** start Data shown **

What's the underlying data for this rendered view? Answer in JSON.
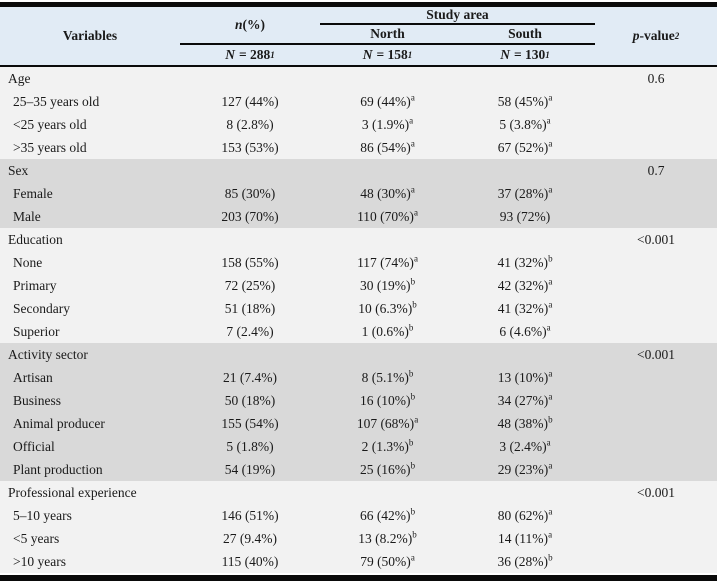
{
  "table": {
    "header": {
      "variables_label": "Variables",
      "n_italic": "n",
      "n_rest": " (%)",
      "study_area_label": "Study area",
      "north_label": "North",
      "south_label": "South",
      "p_italic": "p",
      "p_rest": "-value",
      "p_sup": "2",
      "n_total": {
        "letter": "N",
        "value": "= 288",
        "sup": "1"
      },
      "n_north": {
        "letter": "N",
        "value": "= 158",
        "sup": "1"
      },
      "n_south": {
        "letter": "N",
        "value": "= 130",
        "sup": "1"
      }
    },
    "groups": [
      {
        "label": "Age",
        "p_value": "0.6",
        "shade": "light",
        "rows": [
          {
            "label": "25–35 years old",
            "total": "127 (44%)",
            "north": "69 (44%)",
            "north_sup": "a",
            "south": "58 (45%)",
            "south_sup": "a"
          },
          {
            "label": "<25 years old",
            "total": "8 (2.8%)",
            "north": "3 (1.9%)",
            "north_sup": "a",
            "south": "5 (3.8%)",
            "south_sup": "a"
          },
          {
            "label": ">35 years old",
            "total": "153 (53%)",
            "north": "86 (54%)",
            "north_sup": "a",
            "south": "67 (52%)",
            "south_sup": "a"
          }
        ]
      },
      {
        "label": "Sex",
        "p_value": "0.7",
        "shade": "gray",
        "rows": [
          {
            "label": "Female",
            "total": "85 (30%)",
            "north": "48 (30%)",
            "north_sup": "a",
            "south": "37 (28%)",
            "south_sup": "a"
          },
          {
            "label": "Male",
            "total": "203 (70%)",
            "north": "110 (70%)",
            "north_sup": "a",
            "south": "93 (72%)",
            "south_sup": ""
          }
        ]
      },
      {
        "label": "Education",
        "p_value": "<0.001",
        "shade": "light",
        "rows": [
          {
            "label": "None",
            "total": "158 (55%)",
            "north": "117 (74%)",
            "north_sup": "a",
            "south": "41 (32%)",
            "south_sup": "b"
          },
          {
            "label": "Primary",
            "total": "72 (25%)",
            "north": "30 (19%)",
            "north_sup": "b",
            "south": "42 (32%)",
            "south_sup": "a"
          },
          {
            "label": "Secondary",
            "total": "51 (18%)",
            "north": "10 (6.3%)",
            "north_sup": "b",
            "south": "41 (32%)",
            "south_sup": "a"
          },
          {
            "label": "Superior",
            "total": "7 (2.4%)",
            "north": "1 (0.6%)",
            "north_sup": "b",
            "south": "6 (4.6%)",
            "south_sup": "a"
          }
        ]
      },
      {
        "label": "Activity sector",
        "p_value": "<0.001",
        "shade": "gray",
        "rows": [
          {
            "label": "Artisan",
            "total": "21 (7.4%)",
            "north": "8 (5.1%)",
            "north_sup": "b",
            "south": "13 (10%)",
            "south_sup": "a"
          },
          {
            "label": "Business",
            "total": "50 (18%)",
            "north": "16 (10%)",
            "north_sup": "b",
            "south": "34 (27%)",
            "south_sup": "a"
          },
          {
            "label": "Animal producer",
            "total": "155 (54%)",
            "north": "107 (68%)",
            "north_sup": "a",
            "south": "48 (38%)",
            "south_sup": "b"
          },
          {
            "label": "Official",
            "total": "5 (1.8%)",
            "north": "2 (1.3%)",
            "north_sup": "b",
            "south": "3 (2.4%)",
            "south_sup": "a"
          },
          {
            "label": "Plant production",
            "total": "54 (19%)",
            "north": "25 (16%)",
            "north_sup": "b",
            "south": "29 (23%)",
            "south_sup": "a"
          }
        ]
      },
      {
        "label": "Professional experience",
        "p_value": "<0.001",
        "shade": "light",
        "rows": [
          {
            "label": "5–10 years",
            "total": "146 (51%)",
            "north": "66 (42%)",
            "north_sup": "b",
            "south": "80 (62%)",
            "south_sup": "a"
          },
          {
            "label": "<5 years",
            "total": "27 (9.4%)",
            "north": "13 (8.2%)",
            "north_sup": "b",
            "south": "14 (11%)",
            "south_sup": "a"
          },
          {
            "label": ">10 years",
            "total": "115 (40%)",
            "north": "79 (50%)",
            "north_sup": "a",
            "south": "36 (28%)",
            "south_sup": "b"
          }
        ]
      }
    ]
  },
  "colors": {
    "header_bg": "#e1ebf5",
    "row_light": "#f2f2f2",
    "row_gray": "#d9d9d9",
    "border": "#0a0a0a",
    "text": "#1a1a1a"
  }
}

** end Data shown **

What is needed: Working from the listing above, pick out every line that has "years" and copy it.

Solution to this task:
            "label": "25–35 years old",
            "label": "<25 years old",
            "label": ">35 years old",
            "label": "5–10 years",
            "label": "<5 years",
            "label": ">10 years",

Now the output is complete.